* [GIVEN PROBLEM]:
Restate the material word for word and leave out anything that is a picture.

□ □ □ □ □

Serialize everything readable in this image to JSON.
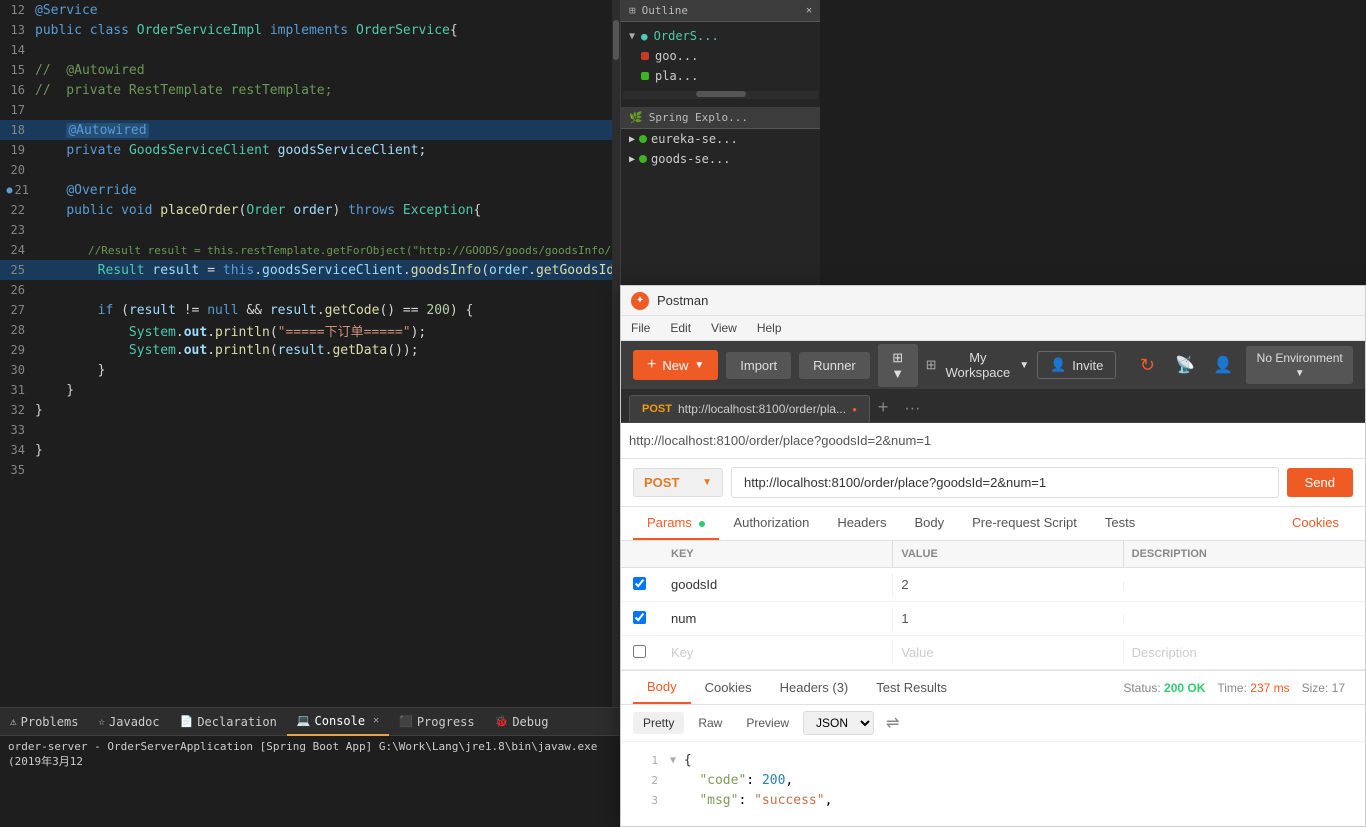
{
  "ide": {
    "code_lines": [
      {
        "num": "12",
        "content": "@Service",
        "highlight": false
      },
      {
        "num": "13",
        "content": "public class OrderServiceImpl implements OrderService{",
        "highlight": false
      },
      {
        "num": "14",
        "content": "",
        "highlight": false
      },
      {
        "num": "15",
        "content": "//  @Autowired",
        "highlight": false,
        "comment": true
      },
      {
        "num": "16",
        "content": "//  private RestTemplate restTemplate;",
        "highlight": false,
        "comment": true
      },
      {
        "num": "17",
        "content": "",
        "highlight": false
      },
      {
        "num": "18",
        "content": "    @Autowired",
        "highlight": true
      },
      {
        "num": "19",
        "content": "    private GoodsServiceClient goodsServiceClient;",
        "highlight": false
      },
      {
        "num": "20",
        "content": "",
        "highlight": false
      },
      {
        "num": "21",
        "content": "    @Override",
        "highlight": false
      },
      {
        "num": "22",
        "content": "    public void placeOrder(Order order) throws Exception{",
        "highlight": false
      },
      {
        "num": "23",
        "content": "",
        "highlight": false
      },
      {
        "num": "24",
        "content": "        //Result result = this.restTemplate.getForObject(\"http://GOODS/goods/goodsInfo/\" + order.getGoodsId(), Result.class);",
        "highlight": false,
        "comment": true
      },
      {
        "num": "25",
        "content": "        Result result = this.goodsServiceClient.goodsInfo(order.getGoodsId());",
        "highlight": true
      },
      {
        "num": "26",
        "content": "",
        "highlight": false
      },
      {
        "num": "27",
        "content": "        if (result != null && result.getCode() == 200) {",
        "highlight": false
      },
      {
        "num": "28",
        "content": "            System.out.println(\"=====下订单=====\");",
        "highlight": false
      },
      {
        "num": "29",
        "content": "            System.out.println(result.getData());",
        "highlight": false
      },
      {
        "num": "30",
        "content": "        }",
        "highlight": false
      },
      {
        "num": "31",
        "content": "    }",
        "highlight": false
      },
      {
        "num": "32",
        "content": "}",
        "highlight": false
      },
      {
        "num": "33",
        "content": "",
        "highlight": false
      },
      {
        "num": "34",
        "content": "}",
        "highlight": false
      },
      {
        "num": "35",
        "content": "",
        "highlight": false
      }
    ],
    "bottom_tabs": [
      {
        "label": "Problems",
        "icon": "⚠",
        "active": false
      },
      {
        "label": "Javadoc",
        "icon": "☆",
        "active": false
      },
      {
        "label": "Declaration",
        "icon": "📄",
        "active": false
      },
      {
        "label": "Console",
        "icon": "💻",
        "active": true
      },
      {
        "label": "Progress",
        "icon": "⬛",
        "active": false
      },
      {
        "label": "Debug",
        "icon": "🐞",
        "active": false
      }
    ],
    "console_text": "order-server - OrderServerApplication [Spring Boot App] G:\\Work\\Lang\\jre1.8\\bin\\javaw.exe (2019年3月12"
  },
  "outline": {
    "title": "Outline",
    "items": [
      {
        "label": "OrderS...",
        "type": "class"
      }
    ],
    "sub_items": [
      {
        "label": "goo...",
        "type": "field",
        "dot": "red"
      },
      {
        "label": "pla...",
        "type": "method",
        "dot": "green"
      }
    ],
    "spring_title": "Spring Explo...",
    "spring_items": [
      {
        "label": "eureka-se...",
        "dot": "green"
      },
      {
        "label": "goods-se...",
        "dot": "green"
      }
    ]
  },
  "postman": {
    "title": "Postman",
    "menu_items": [
      "File",
      "Edit",
      "View",
      "Help"
    ],
    "toolbar": {
      "new_label": "New",
      "import_label": "Import",
      "runner_label": "Runner",
      "workspace_label": "My Workspace",
      "invite_label": "Invite",
      "no_env_label": "No Environment"
    },
    "request_tab": {
      "method": "POST",
      "url_short": "http://localhost:8100/order/pla...",
      "dot": true
    },
    "url_bar": "http://localhost:8100/order/place?goodsId=2&num=1",
    "method": "POST",
    "url": "http://localhost:8100/order/place?goodsId=2&num=1",
    "send_label": "Send",
    "params_tabs": [
      {
        "label": "Params",
        "active": true,
        "green_dot": true
      },
      {
        "label": "Authorization",
        "active": false
      },
      {
        "label": "Headers",
        "active": false
      },
      {
        "label": "Body",
        "active": false
      },
      {
        "label": "Pre-request Script",
        "active": false
      },
      {
        "label": "Tests",
        "active": false
      },
      {
        "label": "Cookies",
        "active": false,
        "right": true
      }
    ],
    "params_headers": [
      "KEY",
      "VALUE",
      "DESCRIPTION"
    ],
    "params": [
      {
        "checked": true,
        "key": "goodsId",
        "value": "2",
        "desc": ""
      },
      {
        "checked": true,
        "key": "num",
        "value": "1",
        "desc": ""
      },
      {
        "checked": false,
        "key": "Key",
        "value": "Value",
        "desc": "Description",
        "empty": true
      }
    ],
    "response_tabs": [
      {
        "label": "Body",
        "active": true
      },
      {
        "label": "Cookies",
        "active": false
      },
      {
        "label": "Headers (3)",
        "active": false
      },
      {
        "label": "Test Results",
        "active": false
      }
    ],
    "response_status": "200 OK",
    "response_time": "237 ms",
    "response_size": "17",
    "format_tabs": [
      {
        "label": "Pretty",
        "active": true
      },
      {
        "label": "Raw",
        "active": false
      },
      {
        "label": "Preview",
        "active": false
      }
    ],
    "format_select": "JSON",
    "json_lines": [
      {
        "num": "1",
        "content": "{",
        "type": "bracket",
        "fold": true
      },
      {
        "num": "2",
        "content": "\"code\": 200,",
        "key": "code",
        "value": "200"
      },
      {
        "num": "3",
        "content": "\"msg\": \"success\",",
        "key": "msg",
        "value": "\"success\""
      }
    ]
  }
}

□ □ □ □ □

* [WRITTEN SOLUTION]:
Serialize everything readable in this image to JSON.
{
  "ide": {
    "code_lines": [
      {
        "num": "12",
        "content": "@Service",
        "highlight": false
      },
      {
        "num": "13",
        "content": "public class OrderServiceImpl implements OrderService{",
        "highlight": false
      },
      {
        "num": "14",
        "content": "",
        "highlight": false
      },
      {
        "num": "15",
        "content": "//  @Autowired",
        "highlight": false,
        "comment": true
      },
      {
        "num": "16",
        "content": "//  private RestTemplate restTemplate;",
        "highlight": false,
        "comment": true
      },
      {
        "num": "17",
        "content": "",
        "highlight": false
      },
      {
        "num": "18",
        "content": "    @Autowired",
        "highlight": true
      },
      {
        "num": "19",
        "content": "    private GoodsServiceClient goodsServiceClient;",
        "highlight": false
      },
      {
        "num": "20",
        "content": "",
        "highlight": false
      },
      {
        "num": "21",
        "content": "    @Override",
        "highlight": false
      },
      {
        "num": "22",
        "content": "    public void placeOrder(Order order) throws Exception{",
        "highlight": false
      },
      {
        "num": "23",
        "content": "",
        "highlight": false
      },
      {
        "num": "24",
        "content": "        //Result result = this.restTemplate.getForObject(\"http://GOODS/goods/goodsInfo/\" + order.getGoodsId(), Result.class);",
        "highlight": false,
        "comment": true
      },
      {
        "num": "25",
        "content": "        Result result = this.goodsServiceClient.goodsInfo(order.getGoodsId());",
        "highlight": true
      },
      {
        "num": "26",
        "content": "",
        "highlight": false
      },
      {
        "num": "27",
        "content": "        if (result != null && result.getCode() == 200) {",
        "highlight": false
      },
      {
        "num": "28",
        "content": "            System.out.println(\"=====下订单=====\");",
        "highlight": false
      },
      {
        "num": "29",
        "content": "            System.out.println(result.getData());",
        "highlight": false
      },
      {
        "num": "30",
        "content": "        }",
        "highlight": false
      },
      {
        "num": "31",
        "content": "    }",
        "highlight": false
      },
      {
        "num": "32",
        "content": "}",
        "highlight": false
      },
      {
        "num": "33",
        "content": "",
        "highlight": false
      },
      {
        "num": "34",
        "content": "}",
        "highlight": false
      },
      {
        "num": "35",
        "content": "",
        "highlight": false
      }
    ],
    "bottom_tabs": [
      {
        "label": "Problems",
        "icon": "⚠",
        "active": false
      },
      {
        "label": "Javadoc",
        "icon": "☆",
        "active": false
      },
      {
        "label": "Declaration",
        "icon": "📄",
        "active": false
      },
      {
        "label": "Console",
        "icon": "💻",
        "active": true
      },
      {
        "label": "Progress",
        "icon": "⬛",
        "active": false
      },
      {
        "label": "Debug",
        "icon": "🐞",
        "active": false
      }
    ],
    "console_text": "order-server - OrderServerApplication [Spring Boot App] G:\\Work\\Lang\\jre1.8\\bin\\javaw.exe (2019年3月12"
  },
  "outline": {
    "title": "Outline",
    "items": [
      {
        "label": "OrderS...",
        "type": "class"
      }
    ],
    "sub_items": [
      {
        "label": "goo...",
        "type": "field",
        "dot": "red"
      },
      {
        "label": "pla...",
        "type": "method",
        "dot": "green"
      }
    ],
    "spring_title": "Spring Explo...",
    "spring_items": [
      {
        "label": "eureka-se...",
        "dot": "green"
      },
      {
        "label": "goods-se...",
        "dot": "green"
      }
    ]
  },
  "postman": {
    "title": "Postman",
    "menu_items": [
      "File",
      "Edit",
      "View",
      "Help"
    ],
    "toolbar": {
      "new_label": "New",
      "import_label": "Import",
      "runner_label": "Runner",
      "workspace_label": "My Workspace",
      "invite_label": "Invite",
      "no_env_label": "No Environment"
    },
    "request_tab": {
      "method": "POST",
      "url_short": "http://localhost:8100/order/pla...",
      "dot": true
    },
    "url_bar": "http://localhost:8100/order/place?goodsId=2&num=1",
    "method": "POST",
    "url": "http://localhost:8100/order/place?goodsId=2&num=1",
    "send_label": "Send",
    "params_tabs": [
      {
        "label": "Params",
        "active": true,
        "green_dot": true
      },
      {
        "label": "Authorization",
        "active": false
      },
      {
        "label": "Headers",
        "active": false
      },
      {
        "label": "Body",
        "active": false
      },
      {
        "label": "Pre-request Script",
        "active": false
      },
      {
        "label": "Tests",
        "active": false
      },
      {
        "label": "Cookies",
        "active": false,
        "right": true
      }
    ],
    "params_headers": [
      "KEY",
      "VALUE",
      "DESCRIPTION"
    ],
    "params": [
      {
        "checked": true,
        "key": "goodsId",
        "value": "2",
        "desc": ""
      },
      {
        "checked": true,
        "key": "num",
        "value": "1",
        "desc": ""
      },
      {
        "checked": false,
        "key": "Key",
        "value": "Value",
        "desc": "Description",
        "empty": true
      }
    ],
    "response_tabs": [
      {
        "label": "Body",
        "active": true
      },
      {
        "label": "Cookies",
        "active": false
      },
      {
        "label": "Headers (3)",
        "active": false
      },
      {
        "label": "Test Results",
        "active": false
      }
    ],
    "response_status": "200 OK",
    "response_time": "237 ms",
    "response_size": "17",
    "format_tabs": [
      {
        "label": "Pretty",
        "active": true
      },
      {
        "label": "Raw",
        "active": false
      },
      {
        "label": "Preview",
        "active": false
      }
    ],
    "format_select": "JSON",
    "json_lines": [
      {
        "num": "1",
        "content": "{",
        "type": "bracket",
        "fold": true
      },
      {
        "num": "2",
        "content": "\"code\": 200,",
        "key": "code",
        "value": "200"
      },
      {
        "num": "3",
        "content": "\"msg\": \"success\",",
        "key": "msg",
        "value": "\"success\""
      }
    ]
  }
}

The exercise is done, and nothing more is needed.